Extracted data =>
────
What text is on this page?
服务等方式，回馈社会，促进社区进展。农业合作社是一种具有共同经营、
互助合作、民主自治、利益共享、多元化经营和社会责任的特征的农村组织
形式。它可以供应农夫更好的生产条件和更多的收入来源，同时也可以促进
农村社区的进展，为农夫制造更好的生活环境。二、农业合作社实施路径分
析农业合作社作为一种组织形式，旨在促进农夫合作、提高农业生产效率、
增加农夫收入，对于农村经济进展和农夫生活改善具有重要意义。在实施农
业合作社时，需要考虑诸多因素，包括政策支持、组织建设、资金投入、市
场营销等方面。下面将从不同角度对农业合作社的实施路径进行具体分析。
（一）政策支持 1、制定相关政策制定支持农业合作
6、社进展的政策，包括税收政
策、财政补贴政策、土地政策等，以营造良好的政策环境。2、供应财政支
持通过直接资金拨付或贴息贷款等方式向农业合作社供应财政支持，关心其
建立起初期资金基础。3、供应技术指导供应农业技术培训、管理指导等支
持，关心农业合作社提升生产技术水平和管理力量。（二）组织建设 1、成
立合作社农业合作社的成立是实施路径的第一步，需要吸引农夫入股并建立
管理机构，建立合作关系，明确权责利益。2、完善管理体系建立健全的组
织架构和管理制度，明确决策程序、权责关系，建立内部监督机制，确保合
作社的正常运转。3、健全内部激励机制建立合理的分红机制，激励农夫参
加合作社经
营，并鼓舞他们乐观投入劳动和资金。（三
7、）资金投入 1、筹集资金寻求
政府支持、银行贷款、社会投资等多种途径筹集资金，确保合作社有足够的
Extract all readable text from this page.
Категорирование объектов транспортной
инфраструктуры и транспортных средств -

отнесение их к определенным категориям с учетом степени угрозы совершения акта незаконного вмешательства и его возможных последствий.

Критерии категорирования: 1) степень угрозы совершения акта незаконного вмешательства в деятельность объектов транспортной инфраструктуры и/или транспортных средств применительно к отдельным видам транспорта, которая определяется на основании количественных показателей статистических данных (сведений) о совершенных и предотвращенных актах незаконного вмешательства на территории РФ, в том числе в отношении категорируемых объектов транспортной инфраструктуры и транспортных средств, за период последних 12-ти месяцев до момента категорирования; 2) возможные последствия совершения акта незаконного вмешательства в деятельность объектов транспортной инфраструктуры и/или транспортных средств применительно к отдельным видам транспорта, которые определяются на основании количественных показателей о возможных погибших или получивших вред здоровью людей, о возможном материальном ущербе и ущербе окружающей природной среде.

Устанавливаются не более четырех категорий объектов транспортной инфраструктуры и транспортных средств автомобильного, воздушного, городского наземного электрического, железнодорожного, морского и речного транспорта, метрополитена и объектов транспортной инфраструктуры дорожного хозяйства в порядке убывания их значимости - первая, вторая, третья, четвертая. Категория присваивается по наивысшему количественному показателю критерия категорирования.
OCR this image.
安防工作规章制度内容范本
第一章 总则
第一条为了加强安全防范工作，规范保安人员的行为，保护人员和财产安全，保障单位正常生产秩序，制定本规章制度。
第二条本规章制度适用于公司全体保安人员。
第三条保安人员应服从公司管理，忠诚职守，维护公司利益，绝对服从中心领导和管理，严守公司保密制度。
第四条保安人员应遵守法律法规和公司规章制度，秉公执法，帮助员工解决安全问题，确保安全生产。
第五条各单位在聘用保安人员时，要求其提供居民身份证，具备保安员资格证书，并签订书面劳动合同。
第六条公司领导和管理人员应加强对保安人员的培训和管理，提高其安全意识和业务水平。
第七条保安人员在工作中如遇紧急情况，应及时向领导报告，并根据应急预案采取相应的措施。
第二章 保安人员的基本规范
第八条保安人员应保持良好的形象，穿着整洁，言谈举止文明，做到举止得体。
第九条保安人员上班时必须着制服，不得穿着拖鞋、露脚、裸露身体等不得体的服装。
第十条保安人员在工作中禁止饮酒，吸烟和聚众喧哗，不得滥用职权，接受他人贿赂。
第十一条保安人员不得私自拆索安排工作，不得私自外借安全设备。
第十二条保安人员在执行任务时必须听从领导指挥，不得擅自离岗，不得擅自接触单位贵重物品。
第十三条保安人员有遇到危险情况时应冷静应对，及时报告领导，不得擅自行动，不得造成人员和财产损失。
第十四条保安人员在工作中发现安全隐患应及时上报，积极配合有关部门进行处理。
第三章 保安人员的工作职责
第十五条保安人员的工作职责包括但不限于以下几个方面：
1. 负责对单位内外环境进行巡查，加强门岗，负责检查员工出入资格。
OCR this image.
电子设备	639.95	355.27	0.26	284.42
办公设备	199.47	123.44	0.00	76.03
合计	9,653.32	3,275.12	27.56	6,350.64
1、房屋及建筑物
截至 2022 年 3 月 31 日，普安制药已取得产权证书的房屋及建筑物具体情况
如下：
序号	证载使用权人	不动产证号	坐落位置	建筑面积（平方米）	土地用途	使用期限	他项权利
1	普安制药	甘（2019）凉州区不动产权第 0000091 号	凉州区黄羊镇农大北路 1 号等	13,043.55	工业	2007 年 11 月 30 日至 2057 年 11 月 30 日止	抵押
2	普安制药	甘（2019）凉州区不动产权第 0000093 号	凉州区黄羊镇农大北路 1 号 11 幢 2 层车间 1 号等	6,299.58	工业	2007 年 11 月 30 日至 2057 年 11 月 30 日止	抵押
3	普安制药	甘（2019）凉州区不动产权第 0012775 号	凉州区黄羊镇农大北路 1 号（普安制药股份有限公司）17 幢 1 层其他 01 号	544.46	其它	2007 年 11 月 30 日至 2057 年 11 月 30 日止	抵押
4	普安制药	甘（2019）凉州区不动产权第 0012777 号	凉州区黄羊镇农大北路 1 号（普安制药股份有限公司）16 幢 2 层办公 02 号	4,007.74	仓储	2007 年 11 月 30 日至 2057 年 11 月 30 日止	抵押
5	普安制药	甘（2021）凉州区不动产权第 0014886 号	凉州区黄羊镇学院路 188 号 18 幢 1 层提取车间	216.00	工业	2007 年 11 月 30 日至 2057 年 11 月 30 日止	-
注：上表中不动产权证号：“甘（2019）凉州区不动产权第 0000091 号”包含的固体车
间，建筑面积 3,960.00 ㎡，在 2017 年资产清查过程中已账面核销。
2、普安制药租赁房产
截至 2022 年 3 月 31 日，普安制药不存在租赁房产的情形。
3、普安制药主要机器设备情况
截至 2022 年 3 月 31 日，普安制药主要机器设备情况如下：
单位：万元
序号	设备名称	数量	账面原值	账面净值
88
────
Written problem =>
Using the records above, list each line that includes "объектов".

Solved problem =>
Категорирование объектов транспортной
Критерии категорирования: 1) степень угрозы совершения акта незаконного вмешательства в деятельность объектов транспортной инфраструктуры и/или транспортных средств применительно к отдельным видам транспорта, которая определяется на основании количественных показателей статистических данных (сведений) о совершенных и предотвращенных актах незаконного вмешательства на территории РФ, в том числе в отношении категорируемых объектов транспортной инфраструктуры и транспортных средств, за период последних 12-ти месяцев до момента категорирования; 2) возможные последствия совершения акта незаконного вмешательства в деятельность объектов транспортной инфраструктуры и/или транспортных средств применительно к отдельным видам транспорта, которые определяются на основании количественных показателей о возможных погибших или получивших вред здоровью людей, о возможном материальном ущербе и ущербе окружающей природной среде.
Устанавливаются не более четырех категорий объектов транспортной инфраструктуры и транспортных средств автомобильного, воздушного, городского наземного электрического, железнодорожного, морского и речного транспорта, метрополитена и объектов транспортной инфраструктуры дорожного хозяйства в порядке убывания их значимости - первая, вторая, третья, четвертая. Категория присваивается по наивысшему количественному показателю критерия категорирования.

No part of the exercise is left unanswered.